Collected data entries:
— start —
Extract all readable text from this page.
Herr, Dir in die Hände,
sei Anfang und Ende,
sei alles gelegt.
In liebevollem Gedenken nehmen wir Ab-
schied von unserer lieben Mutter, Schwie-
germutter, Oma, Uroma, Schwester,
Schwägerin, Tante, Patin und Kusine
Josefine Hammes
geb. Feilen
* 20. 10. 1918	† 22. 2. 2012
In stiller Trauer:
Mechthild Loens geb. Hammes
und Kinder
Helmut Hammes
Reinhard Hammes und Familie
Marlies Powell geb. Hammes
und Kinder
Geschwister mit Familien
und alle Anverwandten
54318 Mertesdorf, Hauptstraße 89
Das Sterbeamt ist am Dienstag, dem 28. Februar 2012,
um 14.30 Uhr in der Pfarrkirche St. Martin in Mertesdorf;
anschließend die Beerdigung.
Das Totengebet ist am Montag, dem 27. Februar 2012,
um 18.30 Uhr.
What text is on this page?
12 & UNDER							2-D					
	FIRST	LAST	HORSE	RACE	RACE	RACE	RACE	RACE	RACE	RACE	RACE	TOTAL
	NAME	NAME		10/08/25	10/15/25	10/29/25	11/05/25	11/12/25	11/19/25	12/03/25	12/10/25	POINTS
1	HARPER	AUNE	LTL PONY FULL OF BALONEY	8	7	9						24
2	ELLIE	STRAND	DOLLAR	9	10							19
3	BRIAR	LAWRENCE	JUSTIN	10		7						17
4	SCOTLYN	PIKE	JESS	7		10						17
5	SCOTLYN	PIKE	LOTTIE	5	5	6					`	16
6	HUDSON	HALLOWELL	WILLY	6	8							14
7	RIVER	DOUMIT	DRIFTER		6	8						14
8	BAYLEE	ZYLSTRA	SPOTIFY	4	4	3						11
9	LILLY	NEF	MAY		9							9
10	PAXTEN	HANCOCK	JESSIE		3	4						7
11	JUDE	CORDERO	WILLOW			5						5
— end —
Given task: From the data above, copy out every line with the string "SCOTLYN" in it.

The answer:
4	SCOTLYN	PIKE	JESS	7		10						17
5	SCOTLYN	PIKE	LOTTIE	5	5	6					`	16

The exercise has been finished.